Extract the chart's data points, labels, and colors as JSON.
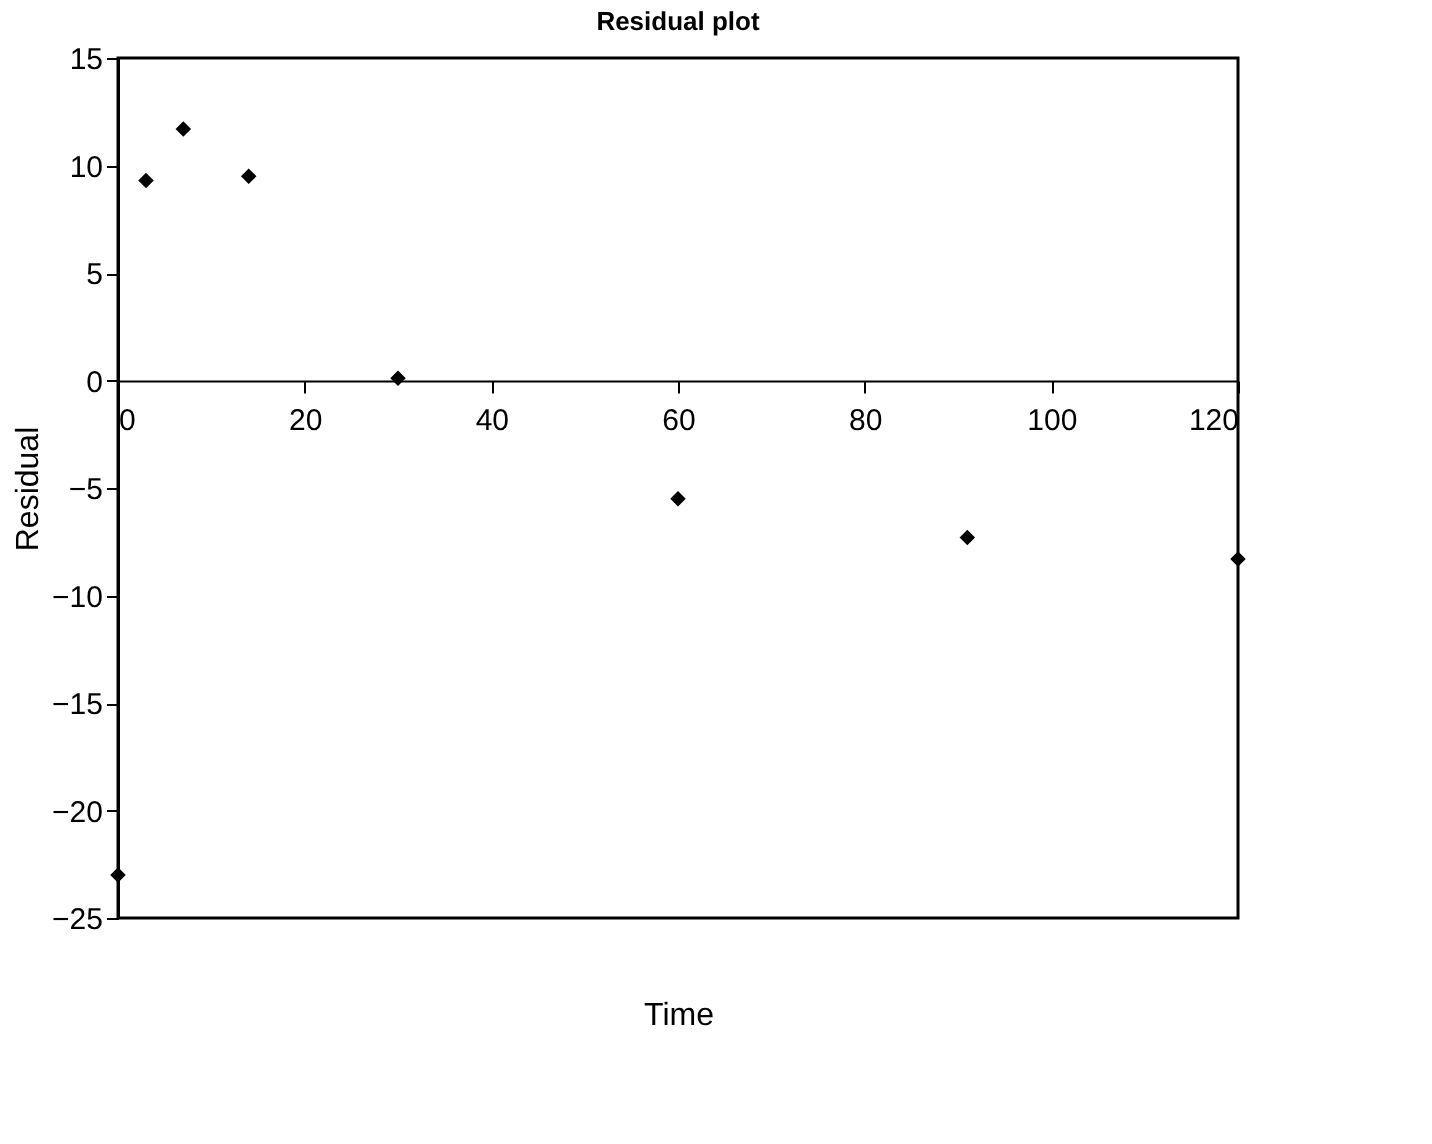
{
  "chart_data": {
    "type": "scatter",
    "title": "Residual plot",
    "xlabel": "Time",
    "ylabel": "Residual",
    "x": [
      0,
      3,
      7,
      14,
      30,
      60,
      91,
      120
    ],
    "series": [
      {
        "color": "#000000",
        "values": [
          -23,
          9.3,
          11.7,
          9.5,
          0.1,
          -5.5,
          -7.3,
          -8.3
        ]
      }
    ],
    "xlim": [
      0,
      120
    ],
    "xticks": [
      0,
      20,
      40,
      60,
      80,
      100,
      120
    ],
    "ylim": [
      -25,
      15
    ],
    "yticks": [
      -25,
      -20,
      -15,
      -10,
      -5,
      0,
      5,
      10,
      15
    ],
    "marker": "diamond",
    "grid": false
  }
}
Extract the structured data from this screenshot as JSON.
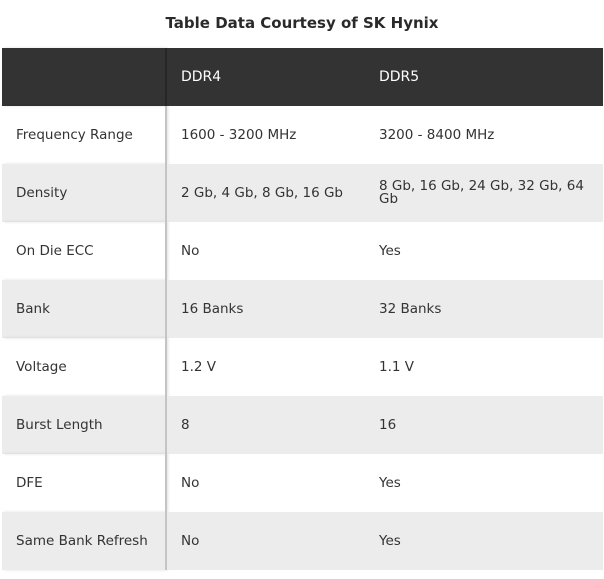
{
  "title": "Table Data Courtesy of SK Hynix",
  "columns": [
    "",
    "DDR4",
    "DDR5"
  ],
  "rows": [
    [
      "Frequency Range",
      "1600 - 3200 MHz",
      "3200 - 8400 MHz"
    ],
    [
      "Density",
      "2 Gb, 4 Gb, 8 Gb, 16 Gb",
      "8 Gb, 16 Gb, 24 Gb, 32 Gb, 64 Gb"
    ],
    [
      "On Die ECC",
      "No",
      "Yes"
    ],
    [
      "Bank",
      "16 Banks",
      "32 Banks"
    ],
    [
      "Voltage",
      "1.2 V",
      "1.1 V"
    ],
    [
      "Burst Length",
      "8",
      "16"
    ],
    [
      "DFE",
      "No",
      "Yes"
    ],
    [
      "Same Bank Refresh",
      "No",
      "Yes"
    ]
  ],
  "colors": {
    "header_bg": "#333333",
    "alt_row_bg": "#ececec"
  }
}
= = = =
REQUIRED TASK → Pictures are excluded; copy every other part of the records exactly.

SOLVED PROBLEM →
Extract the chart's data points, labels, and colors as JSON.
{
  "chart_data": {
    "type": "scatter",
    "title": "Residual plot",
    "xlabel": "Time",
    "ylabel": "Residual",
    "x": [
      0,
      3,
      7,
      14,
      30,
      60,
      91,
      120
    ],
    "series": [
      {
        "color": "#000000",
        "values": [
          -23,
          9.3,
          11.7,
          9.5,
          0.1,
          -5.5,
          -7.3,
          -8.3
        ]
      }
    ],
    "xlim": [
      0,
      120
    ],
    "xticks": [
      0,
      20,
      40,
      60,
      80,
      100,
      120
    ],
    "ylim": [
      -25,
      15
    ],
    "yticks": [
      -25,
      -20,
      -15,
      -10,
      -5,
      0,
      5,
      10,
      15
    ],
    "marker": "diamond",
    "grid": false
  }
}
Extract the structured data from this screenshot as JSON.
{
  "title": "Table Data Courtesy of SK Hynix",
  "columns": [
    "",
    "DDR4",
    "DDR5"
  ],
  "rows": [
    [
      "Frequency Range",
      "1600 - 3200 MHz",
      "3200 - 8400 MHz"
    ],
    [
      "Density",
      "2 Gb, 4 Gb, 8 Gb, 16 Gb",
      "8 Gb, 16 Gb, 24 Gb, 32 Gb, 64 Gb"
    ],
    [
      "On Die ECC",
      "No",
      "Yes"
    ],
    [
      "Bank",
      "16 Banks",
      "32 Banks"
    ],
    [
      "Voltage",
      "1.2 V",
      "1.1 V"
    ],
    [
      "Burst Length",
      "8",
      "16"
    ],
    [
      "DFE",
      "No",
      "Yes"
    ],
    [
      "Same Bank Refresh",
      "No",
      "Yes"
    ]
  ],
  "colors": {
    "header_bg": "#333333",
    "alt_row_bg": "#ececec"
  }
}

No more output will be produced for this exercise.